>> start

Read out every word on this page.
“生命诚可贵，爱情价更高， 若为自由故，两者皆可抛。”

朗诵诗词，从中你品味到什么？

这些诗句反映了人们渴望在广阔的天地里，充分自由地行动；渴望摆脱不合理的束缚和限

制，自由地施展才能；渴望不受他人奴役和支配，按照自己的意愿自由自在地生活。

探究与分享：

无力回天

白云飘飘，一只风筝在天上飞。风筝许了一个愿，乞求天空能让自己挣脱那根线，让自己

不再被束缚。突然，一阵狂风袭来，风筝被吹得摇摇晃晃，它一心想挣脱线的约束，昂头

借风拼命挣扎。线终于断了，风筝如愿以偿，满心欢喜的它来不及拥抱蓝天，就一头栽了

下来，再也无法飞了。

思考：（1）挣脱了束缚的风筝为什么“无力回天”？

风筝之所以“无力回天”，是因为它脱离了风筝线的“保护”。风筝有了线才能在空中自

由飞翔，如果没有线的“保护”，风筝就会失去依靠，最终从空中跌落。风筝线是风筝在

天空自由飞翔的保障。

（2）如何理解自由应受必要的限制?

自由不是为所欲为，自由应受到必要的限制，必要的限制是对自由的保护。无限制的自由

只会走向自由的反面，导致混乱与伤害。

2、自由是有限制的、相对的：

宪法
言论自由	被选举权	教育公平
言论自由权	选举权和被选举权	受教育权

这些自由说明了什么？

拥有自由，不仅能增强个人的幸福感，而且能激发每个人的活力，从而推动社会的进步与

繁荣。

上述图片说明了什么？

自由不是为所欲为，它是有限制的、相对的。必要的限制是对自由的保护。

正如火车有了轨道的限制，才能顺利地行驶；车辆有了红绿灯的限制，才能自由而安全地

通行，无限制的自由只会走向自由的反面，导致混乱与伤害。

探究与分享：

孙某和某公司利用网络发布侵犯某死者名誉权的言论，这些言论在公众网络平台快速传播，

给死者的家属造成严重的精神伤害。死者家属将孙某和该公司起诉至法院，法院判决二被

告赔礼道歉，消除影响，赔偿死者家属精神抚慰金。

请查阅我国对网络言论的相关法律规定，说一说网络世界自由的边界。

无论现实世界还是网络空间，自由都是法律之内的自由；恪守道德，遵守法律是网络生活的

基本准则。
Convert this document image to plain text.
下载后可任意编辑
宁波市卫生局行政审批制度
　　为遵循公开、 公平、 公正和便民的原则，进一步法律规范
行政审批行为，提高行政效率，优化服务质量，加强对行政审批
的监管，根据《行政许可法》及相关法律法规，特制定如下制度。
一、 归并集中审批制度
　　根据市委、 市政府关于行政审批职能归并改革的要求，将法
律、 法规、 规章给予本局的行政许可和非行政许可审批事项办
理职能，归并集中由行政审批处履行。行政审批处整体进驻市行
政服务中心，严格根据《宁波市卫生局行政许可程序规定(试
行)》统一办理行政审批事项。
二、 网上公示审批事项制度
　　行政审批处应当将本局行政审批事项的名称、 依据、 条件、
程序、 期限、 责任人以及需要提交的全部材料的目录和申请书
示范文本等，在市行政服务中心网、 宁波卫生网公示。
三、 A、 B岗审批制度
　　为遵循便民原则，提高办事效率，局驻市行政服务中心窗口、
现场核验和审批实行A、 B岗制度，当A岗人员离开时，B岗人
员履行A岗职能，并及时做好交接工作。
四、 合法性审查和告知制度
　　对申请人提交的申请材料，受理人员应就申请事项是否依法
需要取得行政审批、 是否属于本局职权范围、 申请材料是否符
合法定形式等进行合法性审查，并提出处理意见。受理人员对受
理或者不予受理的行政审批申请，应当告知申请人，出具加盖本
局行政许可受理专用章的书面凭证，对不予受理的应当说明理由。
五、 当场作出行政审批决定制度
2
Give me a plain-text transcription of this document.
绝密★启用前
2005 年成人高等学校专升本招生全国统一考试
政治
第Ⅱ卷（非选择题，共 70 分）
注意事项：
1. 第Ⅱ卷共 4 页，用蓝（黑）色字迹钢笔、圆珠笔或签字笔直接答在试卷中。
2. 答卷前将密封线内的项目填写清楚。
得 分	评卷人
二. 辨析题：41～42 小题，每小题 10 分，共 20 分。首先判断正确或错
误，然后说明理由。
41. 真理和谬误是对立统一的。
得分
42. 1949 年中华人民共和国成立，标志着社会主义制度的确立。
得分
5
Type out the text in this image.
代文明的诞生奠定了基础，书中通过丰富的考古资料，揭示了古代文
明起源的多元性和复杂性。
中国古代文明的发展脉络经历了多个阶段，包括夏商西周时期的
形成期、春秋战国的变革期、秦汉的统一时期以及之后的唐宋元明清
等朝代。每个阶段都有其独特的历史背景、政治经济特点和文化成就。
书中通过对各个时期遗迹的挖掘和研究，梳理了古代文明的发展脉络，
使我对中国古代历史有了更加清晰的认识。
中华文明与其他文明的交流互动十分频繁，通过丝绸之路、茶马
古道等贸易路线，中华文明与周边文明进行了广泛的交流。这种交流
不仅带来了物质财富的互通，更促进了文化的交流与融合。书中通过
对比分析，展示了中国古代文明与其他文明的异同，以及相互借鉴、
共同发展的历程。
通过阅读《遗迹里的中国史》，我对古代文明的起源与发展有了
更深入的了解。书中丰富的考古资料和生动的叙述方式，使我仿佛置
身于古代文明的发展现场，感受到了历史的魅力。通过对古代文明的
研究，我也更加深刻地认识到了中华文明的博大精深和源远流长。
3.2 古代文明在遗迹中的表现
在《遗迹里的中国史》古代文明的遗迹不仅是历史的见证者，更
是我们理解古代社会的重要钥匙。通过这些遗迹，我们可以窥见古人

>> end

**What is required:**
Copy each line of the listing in which the word "遗迹里的中国史" can be found.

**Exercise result:**
通过阅读《遗迹里的中国史》，我对古代文明的起源与发展有了
在《遗迹里的中国史》古代文明的遗迹不仅是历史的见证者，更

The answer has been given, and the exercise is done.